Data entries:
──────────
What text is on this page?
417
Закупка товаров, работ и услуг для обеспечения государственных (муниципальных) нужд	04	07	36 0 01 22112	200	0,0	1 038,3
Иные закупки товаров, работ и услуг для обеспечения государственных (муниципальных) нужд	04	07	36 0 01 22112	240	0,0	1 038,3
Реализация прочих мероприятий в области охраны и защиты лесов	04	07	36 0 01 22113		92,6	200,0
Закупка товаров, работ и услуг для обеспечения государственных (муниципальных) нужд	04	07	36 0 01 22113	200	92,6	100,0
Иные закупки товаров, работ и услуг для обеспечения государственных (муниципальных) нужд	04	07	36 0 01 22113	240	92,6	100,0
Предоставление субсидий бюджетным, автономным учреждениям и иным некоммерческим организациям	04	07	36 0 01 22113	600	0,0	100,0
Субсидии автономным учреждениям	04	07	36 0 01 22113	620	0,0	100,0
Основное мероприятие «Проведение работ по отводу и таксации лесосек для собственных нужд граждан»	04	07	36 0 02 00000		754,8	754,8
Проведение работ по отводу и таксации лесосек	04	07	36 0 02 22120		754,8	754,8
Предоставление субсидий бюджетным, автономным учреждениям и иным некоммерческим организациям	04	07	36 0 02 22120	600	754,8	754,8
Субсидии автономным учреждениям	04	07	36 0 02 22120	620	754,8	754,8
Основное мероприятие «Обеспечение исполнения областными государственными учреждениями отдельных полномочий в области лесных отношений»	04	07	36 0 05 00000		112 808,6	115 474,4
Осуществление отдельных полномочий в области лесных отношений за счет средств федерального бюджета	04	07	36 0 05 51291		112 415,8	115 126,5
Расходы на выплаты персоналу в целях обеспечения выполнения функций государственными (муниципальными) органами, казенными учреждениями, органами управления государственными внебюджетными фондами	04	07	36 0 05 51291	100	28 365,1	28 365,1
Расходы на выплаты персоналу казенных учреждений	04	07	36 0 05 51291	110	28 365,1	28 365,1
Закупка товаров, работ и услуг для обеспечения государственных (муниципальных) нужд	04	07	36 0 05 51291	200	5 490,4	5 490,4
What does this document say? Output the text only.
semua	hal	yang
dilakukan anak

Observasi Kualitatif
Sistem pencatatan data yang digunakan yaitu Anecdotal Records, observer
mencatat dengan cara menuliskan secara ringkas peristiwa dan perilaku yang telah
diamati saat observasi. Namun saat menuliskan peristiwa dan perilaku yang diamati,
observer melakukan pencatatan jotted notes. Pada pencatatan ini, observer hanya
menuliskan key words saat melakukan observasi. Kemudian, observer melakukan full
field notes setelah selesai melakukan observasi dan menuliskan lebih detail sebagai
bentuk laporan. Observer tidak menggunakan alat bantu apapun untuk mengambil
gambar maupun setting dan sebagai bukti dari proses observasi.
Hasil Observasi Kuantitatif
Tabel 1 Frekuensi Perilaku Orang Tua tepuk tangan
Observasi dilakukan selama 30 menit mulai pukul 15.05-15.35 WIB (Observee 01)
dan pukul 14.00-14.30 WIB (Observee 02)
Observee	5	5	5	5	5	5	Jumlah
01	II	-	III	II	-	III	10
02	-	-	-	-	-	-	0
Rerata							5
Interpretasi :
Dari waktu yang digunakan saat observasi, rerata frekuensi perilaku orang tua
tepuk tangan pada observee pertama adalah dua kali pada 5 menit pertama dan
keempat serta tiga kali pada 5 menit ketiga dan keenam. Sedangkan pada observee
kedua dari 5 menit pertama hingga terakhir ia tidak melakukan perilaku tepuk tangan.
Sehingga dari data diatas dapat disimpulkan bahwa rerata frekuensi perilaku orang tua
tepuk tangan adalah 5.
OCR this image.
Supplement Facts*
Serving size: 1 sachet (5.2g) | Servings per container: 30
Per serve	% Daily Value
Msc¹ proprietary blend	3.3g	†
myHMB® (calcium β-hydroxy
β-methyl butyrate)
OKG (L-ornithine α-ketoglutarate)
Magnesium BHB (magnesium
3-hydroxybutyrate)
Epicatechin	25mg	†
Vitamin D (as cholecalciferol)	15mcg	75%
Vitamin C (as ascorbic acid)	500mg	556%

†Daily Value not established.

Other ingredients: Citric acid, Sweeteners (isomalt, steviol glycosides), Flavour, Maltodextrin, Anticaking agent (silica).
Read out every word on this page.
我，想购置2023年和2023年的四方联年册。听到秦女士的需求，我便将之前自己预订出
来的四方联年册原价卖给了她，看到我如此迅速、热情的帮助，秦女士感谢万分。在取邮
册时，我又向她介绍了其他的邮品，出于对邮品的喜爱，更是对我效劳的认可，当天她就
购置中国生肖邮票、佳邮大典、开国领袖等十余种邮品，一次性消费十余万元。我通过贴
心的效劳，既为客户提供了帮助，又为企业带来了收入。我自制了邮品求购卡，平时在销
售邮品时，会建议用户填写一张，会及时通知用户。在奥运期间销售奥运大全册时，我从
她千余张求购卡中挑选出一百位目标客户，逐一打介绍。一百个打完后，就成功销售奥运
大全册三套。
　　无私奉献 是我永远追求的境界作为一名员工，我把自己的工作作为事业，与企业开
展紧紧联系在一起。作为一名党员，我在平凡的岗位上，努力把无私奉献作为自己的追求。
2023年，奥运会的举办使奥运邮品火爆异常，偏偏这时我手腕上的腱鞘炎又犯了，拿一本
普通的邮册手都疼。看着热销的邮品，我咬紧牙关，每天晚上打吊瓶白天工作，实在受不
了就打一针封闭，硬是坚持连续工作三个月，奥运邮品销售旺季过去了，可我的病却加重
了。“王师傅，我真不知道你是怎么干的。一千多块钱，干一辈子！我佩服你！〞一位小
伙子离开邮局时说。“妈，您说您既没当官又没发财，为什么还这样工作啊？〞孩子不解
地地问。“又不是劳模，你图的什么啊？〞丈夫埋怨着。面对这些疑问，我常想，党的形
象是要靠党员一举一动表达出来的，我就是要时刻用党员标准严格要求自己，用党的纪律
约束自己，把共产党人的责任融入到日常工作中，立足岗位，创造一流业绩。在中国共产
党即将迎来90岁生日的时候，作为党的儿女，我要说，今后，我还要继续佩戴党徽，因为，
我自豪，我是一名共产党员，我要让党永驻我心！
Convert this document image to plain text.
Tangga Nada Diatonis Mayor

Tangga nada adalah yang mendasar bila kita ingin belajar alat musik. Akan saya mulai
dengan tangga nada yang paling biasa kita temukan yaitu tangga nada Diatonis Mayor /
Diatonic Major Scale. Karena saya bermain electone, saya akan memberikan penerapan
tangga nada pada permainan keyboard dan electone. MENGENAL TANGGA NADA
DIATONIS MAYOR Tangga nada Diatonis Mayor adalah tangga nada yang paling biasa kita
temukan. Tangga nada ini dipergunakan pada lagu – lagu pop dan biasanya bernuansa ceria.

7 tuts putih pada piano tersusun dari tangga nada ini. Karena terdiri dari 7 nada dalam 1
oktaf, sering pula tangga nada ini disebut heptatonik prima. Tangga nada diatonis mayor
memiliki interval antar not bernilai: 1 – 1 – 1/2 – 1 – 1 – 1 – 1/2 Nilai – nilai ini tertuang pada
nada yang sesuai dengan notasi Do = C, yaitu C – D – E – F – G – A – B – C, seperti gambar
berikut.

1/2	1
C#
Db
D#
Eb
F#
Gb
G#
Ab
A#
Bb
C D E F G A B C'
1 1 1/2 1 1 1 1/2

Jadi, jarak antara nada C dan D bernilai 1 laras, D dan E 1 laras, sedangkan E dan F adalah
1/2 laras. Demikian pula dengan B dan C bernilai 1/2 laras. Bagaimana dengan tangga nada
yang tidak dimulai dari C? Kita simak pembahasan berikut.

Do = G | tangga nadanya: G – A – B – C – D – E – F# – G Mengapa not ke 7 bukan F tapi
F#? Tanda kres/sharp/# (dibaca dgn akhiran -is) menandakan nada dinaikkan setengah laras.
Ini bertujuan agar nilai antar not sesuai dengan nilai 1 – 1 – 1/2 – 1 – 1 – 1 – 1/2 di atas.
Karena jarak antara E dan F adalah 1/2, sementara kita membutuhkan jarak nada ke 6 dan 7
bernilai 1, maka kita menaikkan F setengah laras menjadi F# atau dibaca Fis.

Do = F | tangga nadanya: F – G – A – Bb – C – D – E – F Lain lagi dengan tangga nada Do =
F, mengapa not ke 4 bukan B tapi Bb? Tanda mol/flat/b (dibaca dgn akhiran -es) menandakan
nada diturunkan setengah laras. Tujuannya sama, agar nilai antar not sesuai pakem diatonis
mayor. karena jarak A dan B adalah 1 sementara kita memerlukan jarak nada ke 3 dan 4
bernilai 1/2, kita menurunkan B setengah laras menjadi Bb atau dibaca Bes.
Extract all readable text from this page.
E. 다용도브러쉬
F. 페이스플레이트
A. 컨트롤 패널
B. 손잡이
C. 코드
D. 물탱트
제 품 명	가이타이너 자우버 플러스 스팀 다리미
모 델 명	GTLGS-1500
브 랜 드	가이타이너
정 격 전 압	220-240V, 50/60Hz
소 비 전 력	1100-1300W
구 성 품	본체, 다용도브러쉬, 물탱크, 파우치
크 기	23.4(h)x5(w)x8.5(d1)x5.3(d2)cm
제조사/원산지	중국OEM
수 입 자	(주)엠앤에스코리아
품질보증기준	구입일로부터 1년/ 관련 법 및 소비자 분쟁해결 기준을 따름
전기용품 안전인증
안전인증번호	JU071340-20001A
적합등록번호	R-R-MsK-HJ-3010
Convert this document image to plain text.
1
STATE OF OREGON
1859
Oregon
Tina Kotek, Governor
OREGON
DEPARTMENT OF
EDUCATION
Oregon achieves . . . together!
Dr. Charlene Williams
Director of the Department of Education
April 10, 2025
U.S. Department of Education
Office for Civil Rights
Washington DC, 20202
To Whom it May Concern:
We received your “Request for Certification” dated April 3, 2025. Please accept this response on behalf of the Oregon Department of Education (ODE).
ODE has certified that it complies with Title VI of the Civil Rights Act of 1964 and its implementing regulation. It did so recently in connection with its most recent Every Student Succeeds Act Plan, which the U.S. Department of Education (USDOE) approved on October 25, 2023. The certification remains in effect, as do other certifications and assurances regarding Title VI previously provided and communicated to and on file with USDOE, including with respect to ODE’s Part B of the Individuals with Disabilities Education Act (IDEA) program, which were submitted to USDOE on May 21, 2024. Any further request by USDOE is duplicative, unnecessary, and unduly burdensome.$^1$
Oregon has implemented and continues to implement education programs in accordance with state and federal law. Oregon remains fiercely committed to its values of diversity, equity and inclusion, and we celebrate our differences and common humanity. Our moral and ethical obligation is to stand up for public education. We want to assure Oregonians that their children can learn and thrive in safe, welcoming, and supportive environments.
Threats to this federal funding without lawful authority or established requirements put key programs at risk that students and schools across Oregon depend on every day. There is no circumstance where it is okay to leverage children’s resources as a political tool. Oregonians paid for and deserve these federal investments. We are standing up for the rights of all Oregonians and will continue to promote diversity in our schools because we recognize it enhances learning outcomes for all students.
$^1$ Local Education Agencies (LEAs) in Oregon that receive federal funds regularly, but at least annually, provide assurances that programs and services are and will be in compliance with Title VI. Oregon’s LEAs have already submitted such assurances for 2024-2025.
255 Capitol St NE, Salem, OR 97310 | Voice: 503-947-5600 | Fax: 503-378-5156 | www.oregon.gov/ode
──────────
Work to be completed:
Find the string "antara" in the records, then copy each line where it occurs.

Full output:
Jadi, jarak antara nada C dan D bernilai 1 laras, D dan E 1 laras, sedangkan E dan F adalah
Karena jarak antara E dan F adalah 1/2, sementara kita membutuhkan jarak nada ke 6 dan 7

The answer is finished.